··· Data for this task ···

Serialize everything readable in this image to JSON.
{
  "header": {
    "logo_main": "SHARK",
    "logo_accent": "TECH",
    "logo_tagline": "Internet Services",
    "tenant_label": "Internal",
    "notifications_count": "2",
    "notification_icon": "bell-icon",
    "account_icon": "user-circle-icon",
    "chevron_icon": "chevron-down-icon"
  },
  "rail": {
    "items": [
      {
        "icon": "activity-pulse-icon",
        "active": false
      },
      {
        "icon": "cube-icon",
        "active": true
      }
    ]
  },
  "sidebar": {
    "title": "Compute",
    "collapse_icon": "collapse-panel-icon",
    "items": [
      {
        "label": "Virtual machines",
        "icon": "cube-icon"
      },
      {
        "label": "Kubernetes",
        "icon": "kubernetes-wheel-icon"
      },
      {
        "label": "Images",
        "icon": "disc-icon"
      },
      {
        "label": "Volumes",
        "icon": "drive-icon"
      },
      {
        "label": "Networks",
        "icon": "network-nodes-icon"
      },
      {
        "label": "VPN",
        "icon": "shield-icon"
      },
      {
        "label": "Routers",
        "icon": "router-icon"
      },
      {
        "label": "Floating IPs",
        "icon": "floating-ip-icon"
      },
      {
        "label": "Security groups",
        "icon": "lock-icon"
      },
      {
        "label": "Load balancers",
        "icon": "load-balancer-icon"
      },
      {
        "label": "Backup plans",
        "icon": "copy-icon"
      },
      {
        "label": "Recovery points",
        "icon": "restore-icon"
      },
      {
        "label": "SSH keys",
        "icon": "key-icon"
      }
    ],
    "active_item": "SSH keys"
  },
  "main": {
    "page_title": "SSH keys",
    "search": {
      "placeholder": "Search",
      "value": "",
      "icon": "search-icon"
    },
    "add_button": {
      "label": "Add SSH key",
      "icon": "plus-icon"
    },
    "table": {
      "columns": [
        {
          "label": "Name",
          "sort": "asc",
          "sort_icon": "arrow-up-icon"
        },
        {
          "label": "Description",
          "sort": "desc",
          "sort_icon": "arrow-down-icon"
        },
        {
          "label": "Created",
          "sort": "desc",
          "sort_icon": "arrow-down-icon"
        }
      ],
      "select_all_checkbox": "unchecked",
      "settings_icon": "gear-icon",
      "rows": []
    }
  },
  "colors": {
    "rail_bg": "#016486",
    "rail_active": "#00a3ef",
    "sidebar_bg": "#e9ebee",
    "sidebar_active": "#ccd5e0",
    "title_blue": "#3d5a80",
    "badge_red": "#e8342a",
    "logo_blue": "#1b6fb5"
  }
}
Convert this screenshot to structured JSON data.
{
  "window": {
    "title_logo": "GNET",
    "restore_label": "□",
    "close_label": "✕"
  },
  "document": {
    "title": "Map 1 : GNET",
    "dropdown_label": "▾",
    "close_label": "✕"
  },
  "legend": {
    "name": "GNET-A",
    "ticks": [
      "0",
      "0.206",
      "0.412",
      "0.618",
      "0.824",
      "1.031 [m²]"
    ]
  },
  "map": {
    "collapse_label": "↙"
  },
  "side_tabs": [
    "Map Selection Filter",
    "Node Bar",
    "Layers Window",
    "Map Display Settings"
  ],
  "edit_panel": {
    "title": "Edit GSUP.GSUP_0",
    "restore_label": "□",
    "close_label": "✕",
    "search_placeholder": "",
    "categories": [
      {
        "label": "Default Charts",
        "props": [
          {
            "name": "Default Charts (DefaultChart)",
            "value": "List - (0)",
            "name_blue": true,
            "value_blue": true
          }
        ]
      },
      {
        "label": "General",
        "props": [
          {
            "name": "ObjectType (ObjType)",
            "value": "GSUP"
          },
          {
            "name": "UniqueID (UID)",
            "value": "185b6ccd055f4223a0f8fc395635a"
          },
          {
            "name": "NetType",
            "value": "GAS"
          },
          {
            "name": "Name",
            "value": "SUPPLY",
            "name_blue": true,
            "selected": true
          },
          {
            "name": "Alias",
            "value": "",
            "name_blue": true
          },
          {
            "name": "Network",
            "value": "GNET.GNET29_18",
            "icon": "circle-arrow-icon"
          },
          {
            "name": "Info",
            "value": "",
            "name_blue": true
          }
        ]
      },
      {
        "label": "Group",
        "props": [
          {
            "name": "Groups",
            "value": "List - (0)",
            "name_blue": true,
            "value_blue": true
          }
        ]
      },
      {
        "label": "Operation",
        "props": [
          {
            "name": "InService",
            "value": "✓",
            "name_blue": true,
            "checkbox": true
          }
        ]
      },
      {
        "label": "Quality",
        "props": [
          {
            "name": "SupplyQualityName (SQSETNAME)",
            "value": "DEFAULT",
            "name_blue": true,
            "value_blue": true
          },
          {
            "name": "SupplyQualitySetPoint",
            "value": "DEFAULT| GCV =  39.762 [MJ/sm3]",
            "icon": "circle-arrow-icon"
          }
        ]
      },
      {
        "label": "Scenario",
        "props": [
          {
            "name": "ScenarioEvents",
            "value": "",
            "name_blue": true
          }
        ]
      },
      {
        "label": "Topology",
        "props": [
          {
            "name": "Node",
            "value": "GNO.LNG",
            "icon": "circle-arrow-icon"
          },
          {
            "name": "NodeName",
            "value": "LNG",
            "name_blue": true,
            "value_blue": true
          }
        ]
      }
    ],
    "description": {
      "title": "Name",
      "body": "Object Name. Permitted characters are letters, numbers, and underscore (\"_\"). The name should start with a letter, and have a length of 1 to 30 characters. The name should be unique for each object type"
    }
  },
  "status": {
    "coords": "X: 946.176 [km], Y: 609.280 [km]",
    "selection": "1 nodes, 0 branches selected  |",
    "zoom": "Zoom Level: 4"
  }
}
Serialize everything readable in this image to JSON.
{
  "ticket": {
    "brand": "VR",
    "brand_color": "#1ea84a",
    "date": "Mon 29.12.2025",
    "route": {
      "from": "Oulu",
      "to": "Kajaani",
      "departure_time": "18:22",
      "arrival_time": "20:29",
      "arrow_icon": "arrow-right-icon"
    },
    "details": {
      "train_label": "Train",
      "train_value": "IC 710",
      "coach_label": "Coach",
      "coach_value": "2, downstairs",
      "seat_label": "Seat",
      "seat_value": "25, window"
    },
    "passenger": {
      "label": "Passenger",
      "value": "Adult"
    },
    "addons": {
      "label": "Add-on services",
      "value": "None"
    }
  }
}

···

#### [Task directions]
Report how many lines of the entries hold the string "keys". Provide the number alone.

#### [Complete answer]
3